#### [GIVEN TASK]
Render the part of the items below that opens with the line containing "Localize each UI" and closes with the line containing "entry-segment: (g, For", both included, as a JSON list of strings with one string per line and blank lines left out.

#### [RECORDS FOR THE TASK]
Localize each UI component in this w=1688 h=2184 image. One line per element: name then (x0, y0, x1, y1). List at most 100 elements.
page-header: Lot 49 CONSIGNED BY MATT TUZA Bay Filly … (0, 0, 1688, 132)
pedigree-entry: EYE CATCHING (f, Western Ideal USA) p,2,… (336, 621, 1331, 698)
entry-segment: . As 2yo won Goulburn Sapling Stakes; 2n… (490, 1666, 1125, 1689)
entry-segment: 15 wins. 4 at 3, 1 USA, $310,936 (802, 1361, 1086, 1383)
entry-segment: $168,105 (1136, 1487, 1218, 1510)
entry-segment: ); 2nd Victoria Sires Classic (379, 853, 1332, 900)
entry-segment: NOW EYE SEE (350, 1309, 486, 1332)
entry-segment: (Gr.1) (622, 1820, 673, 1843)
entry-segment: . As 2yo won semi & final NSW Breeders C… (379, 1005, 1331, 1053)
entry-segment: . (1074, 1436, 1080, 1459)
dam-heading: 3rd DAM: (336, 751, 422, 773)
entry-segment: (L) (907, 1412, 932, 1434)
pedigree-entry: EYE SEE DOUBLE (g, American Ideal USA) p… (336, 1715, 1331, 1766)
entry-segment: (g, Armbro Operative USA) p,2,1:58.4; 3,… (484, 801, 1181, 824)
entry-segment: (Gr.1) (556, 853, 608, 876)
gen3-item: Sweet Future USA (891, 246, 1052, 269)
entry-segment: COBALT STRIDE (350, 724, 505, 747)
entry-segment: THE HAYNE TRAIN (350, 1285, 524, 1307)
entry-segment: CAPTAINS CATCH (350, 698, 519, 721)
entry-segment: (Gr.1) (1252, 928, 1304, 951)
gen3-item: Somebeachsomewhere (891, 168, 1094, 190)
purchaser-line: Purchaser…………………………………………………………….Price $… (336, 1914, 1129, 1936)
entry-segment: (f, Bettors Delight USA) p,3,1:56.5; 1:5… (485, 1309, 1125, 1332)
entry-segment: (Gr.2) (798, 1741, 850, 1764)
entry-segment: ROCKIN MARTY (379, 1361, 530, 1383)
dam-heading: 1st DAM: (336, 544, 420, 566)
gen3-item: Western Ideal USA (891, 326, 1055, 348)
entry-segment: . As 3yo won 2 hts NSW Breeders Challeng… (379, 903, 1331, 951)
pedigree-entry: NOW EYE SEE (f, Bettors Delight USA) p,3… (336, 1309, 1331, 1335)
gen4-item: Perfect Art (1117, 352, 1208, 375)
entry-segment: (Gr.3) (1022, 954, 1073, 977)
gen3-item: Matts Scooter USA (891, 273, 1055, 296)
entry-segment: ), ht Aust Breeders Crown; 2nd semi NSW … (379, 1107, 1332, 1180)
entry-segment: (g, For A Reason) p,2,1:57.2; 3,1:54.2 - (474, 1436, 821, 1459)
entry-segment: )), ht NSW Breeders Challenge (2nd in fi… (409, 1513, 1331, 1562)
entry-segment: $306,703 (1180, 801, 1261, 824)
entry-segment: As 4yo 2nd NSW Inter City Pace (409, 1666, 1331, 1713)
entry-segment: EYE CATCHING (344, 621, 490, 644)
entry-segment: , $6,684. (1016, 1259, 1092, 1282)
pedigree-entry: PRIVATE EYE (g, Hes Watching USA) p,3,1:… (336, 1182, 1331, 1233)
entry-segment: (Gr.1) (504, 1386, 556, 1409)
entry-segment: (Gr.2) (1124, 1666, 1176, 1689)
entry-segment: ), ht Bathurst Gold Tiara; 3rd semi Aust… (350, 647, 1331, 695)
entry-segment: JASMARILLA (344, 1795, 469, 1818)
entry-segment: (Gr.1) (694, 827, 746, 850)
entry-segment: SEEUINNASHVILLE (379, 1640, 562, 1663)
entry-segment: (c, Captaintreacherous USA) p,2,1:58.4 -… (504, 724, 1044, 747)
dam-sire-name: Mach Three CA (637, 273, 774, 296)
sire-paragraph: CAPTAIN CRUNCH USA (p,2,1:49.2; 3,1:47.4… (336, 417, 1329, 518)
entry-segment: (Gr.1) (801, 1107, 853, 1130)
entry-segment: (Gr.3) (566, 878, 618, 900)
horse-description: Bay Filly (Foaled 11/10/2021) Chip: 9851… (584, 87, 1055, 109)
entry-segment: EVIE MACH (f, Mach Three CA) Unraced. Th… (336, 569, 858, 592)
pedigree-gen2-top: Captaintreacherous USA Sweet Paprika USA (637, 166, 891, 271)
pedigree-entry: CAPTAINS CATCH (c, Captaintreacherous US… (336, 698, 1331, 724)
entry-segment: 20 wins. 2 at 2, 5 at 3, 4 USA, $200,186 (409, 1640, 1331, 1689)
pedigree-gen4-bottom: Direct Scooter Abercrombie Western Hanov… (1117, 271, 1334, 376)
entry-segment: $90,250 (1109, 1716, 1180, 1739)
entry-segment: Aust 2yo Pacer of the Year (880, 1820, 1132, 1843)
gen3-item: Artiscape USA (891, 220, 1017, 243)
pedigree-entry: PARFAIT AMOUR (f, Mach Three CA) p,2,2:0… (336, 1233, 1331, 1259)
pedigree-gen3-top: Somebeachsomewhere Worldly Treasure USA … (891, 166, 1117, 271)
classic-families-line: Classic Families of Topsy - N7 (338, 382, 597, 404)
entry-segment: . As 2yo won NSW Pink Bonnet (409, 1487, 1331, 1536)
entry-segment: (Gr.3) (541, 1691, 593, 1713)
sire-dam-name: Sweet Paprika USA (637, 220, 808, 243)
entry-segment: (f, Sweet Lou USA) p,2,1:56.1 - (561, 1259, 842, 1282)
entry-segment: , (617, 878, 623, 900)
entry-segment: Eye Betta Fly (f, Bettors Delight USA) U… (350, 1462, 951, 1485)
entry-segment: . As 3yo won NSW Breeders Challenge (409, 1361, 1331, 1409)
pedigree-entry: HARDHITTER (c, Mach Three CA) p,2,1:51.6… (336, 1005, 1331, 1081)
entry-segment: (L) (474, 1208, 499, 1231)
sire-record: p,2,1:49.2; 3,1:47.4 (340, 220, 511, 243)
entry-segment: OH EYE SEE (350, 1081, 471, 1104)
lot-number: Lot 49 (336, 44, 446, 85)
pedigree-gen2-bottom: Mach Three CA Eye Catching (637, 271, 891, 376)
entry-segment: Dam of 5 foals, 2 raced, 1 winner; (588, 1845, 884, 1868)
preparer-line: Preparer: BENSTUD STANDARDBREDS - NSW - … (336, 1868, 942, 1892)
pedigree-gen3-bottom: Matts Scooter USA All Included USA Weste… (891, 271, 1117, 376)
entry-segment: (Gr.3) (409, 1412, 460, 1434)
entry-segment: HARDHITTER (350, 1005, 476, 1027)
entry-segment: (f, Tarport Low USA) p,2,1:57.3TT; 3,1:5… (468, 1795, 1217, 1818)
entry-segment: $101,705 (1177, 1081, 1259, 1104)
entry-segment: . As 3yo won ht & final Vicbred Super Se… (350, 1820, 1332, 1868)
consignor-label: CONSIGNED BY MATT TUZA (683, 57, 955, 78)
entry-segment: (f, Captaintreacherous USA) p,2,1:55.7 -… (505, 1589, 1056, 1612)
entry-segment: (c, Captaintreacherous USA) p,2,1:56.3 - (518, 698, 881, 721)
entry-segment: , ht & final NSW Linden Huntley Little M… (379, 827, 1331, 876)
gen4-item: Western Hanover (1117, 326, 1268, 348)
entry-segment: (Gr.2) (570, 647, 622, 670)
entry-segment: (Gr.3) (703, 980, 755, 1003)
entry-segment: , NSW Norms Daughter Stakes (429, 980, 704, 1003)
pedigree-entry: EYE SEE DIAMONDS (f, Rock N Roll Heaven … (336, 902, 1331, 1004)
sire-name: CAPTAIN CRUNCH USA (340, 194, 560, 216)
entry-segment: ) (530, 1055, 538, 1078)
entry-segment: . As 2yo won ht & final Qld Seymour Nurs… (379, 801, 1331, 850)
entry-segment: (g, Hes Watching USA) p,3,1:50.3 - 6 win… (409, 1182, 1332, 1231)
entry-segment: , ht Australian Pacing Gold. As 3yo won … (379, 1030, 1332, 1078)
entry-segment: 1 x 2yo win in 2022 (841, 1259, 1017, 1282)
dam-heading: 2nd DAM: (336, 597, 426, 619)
---
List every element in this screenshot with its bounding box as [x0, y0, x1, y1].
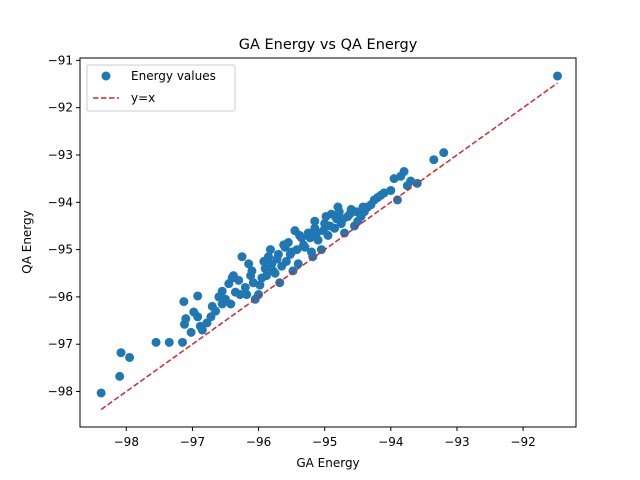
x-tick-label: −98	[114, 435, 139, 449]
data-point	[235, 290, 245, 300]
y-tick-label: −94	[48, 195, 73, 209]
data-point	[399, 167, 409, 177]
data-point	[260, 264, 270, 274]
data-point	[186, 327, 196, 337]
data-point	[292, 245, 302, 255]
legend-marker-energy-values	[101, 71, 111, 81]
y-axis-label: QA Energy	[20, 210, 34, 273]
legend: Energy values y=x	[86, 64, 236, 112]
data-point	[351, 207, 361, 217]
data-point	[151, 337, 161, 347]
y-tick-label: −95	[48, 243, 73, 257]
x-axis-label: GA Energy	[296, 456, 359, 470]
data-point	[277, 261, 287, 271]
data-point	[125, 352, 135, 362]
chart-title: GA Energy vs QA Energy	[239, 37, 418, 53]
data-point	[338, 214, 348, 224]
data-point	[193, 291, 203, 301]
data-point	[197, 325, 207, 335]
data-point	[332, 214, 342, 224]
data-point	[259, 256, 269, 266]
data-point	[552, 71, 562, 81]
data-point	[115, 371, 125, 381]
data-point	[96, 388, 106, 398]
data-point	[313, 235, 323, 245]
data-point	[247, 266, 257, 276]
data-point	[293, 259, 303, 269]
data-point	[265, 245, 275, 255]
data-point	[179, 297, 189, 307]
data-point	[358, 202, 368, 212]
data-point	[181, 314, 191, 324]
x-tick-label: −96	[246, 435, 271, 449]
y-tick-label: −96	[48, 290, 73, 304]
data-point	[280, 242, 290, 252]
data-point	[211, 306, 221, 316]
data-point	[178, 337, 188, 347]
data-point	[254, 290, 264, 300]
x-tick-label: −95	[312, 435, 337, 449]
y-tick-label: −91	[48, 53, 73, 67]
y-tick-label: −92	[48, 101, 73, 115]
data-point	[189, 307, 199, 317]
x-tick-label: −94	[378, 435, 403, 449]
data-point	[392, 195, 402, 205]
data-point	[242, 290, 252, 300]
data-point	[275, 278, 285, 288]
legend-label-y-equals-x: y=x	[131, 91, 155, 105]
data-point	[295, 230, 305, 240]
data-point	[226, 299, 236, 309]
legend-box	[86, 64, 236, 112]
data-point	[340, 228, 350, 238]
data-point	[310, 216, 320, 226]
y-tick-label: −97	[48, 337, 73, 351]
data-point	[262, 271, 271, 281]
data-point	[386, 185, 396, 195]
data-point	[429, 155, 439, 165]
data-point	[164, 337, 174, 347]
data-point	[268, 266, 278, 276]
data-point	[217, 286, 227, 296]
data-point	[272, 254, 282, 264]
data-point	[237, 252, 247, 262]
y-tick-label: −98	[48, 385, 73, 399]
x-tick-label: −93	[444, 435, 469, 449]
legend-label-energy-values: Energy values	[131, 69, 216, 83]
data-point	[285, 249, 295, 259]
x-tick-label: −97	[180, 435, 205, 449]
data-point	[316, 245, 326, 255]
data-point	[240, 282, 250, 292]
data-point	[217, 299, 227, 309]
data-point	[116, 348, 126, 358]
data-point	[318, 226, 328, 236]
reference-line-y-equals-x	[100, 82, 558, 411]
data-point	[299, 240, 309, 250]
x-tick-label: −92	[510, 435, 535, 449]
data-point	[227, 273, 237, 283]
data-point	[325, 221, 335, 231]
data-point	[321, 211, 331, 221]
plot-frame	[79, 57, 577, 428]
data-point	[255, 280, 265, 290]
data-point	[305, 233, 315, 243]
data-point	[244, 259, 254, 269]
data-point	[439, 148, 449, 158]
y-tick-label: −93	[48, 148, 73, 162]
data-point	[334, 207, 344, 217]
---
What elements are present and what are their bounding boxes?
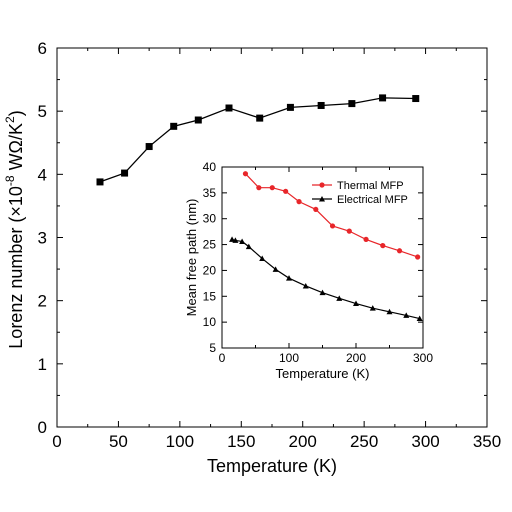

#### [WORKED SOLUTION]
[
  "Localize each UI component in this w=1688 h=2184 image. One line per element: name then (x0, y0, x1, y1). List at most 100 elements.",
  "page-header: Lot 49 CONSIGNED BY MATT TUZA Bay Filly … (0, 0, 1688, 132)",
  "pedigree-entry: EYE CATCHING (f, Western Ideal USA) p,2,… (336, 621, 1331, 698)",
  "entry-segment: . As 2yo won Goulburn Sapling Stakes; 2n… (490, 1666, 1125, 1689)",
  "entry-segment: 15 wins. 4 at 3, 1 USA, $310,936 (802, 1361, 1086, 1383)",
  "entry-segment: $168,105 (1136, 1487, 1218, 1510)",
  "entry-segment: ); 2nd Victoria Sires Classic (379, 853, 1332, 900)",
  "entry-segment: NOW EYE SEE (350, 1309, 486, 1332)",
  "entry-segment: (Gr.1) (622, 1820, 673, 1843)",
  "entry-segment: . As 2yo won semi & final NSW Breeders C… (379, 1005, 1331, 1053)",
  "entry-segment: . (1074, 1436, 1080, 1459)",
  "dam-heading: 3rd DAM: (336, 751, 422, 773)",
  "entry-segment: (L) (907, 1412, 932, 1434)",
  "pedigree-entry: EYE SEE DOUBLE (g, American Ideal USA) p… (336, 1715, 1331, 1766)",
  "entry-segment: (g, Armbro Operative USA) p,2,1:58.4; 3,… (484, 801, 1181, 824)",
  "entry-segment: (Gr.1) (556, 853, 608, 876)",
  "gen3-item: Sweet Future USA (891, 246, 1052, 269)",
  "entry-segment: COBALT STRIDE (350, 724, 505, 747)",
  "entry-segment: THE HAYNE TRAIN (350, 1285, 524, 1307)",
  "entry-segment: CAPTAINS CATCH (350, 698, 519, 721)",
  "entry-segment: (Gr.1) (1252, 928, 1304, 951)",
  "gen3-item: Somebeachsomewhere (891, 168, 1094, 190)",
  "purchaser-line: Purchaser…………………………………………………………….Price $… (336, 1914, 1129, 1936)",
  "entry-segment: (f, Bettors Delight USA) p,3,1:56.5; 1:5… (485, 1309, 1125, 1332)",
  "entry-segment: (Gr.2) (798, 1741, 850, 1764)",
  "entry-segment: ROCKIN MARTY (379, 1361, 530, 1383)",
  "dam-heading: 1st DAM: (336, 544, 420, 566)",
  "gen3-item: Western Ideal USA (891, 326, 1055, 348)",
  "entry-segment: . As 3yo won 2 hts NSW Breeders Challeng… (379, 903, 1331, 951)",
  "pedigree-entry: NOW EYE SEE (f, Bettors Delight USA) p,3… (336, 1309, 1331, 1335)",
  "gen4-item: Perfect Art (1117, 352, 1208, 375)",
  "entry-segment: (Gr.3) (1022, 954, 1073, 977)",
  "gen3-item: Matts Scooter USA (891, 273, 1055, 296)",
  "entry-segment: ), ht Aust Breeders Crown; 2nd semi NSW … (379, 1107, 1332, 1180)",
  "entry-segment: (g, For A Reason) p,2,1:57.2; 3,1:54.2 - (474, 1436, 821, 1459)"
]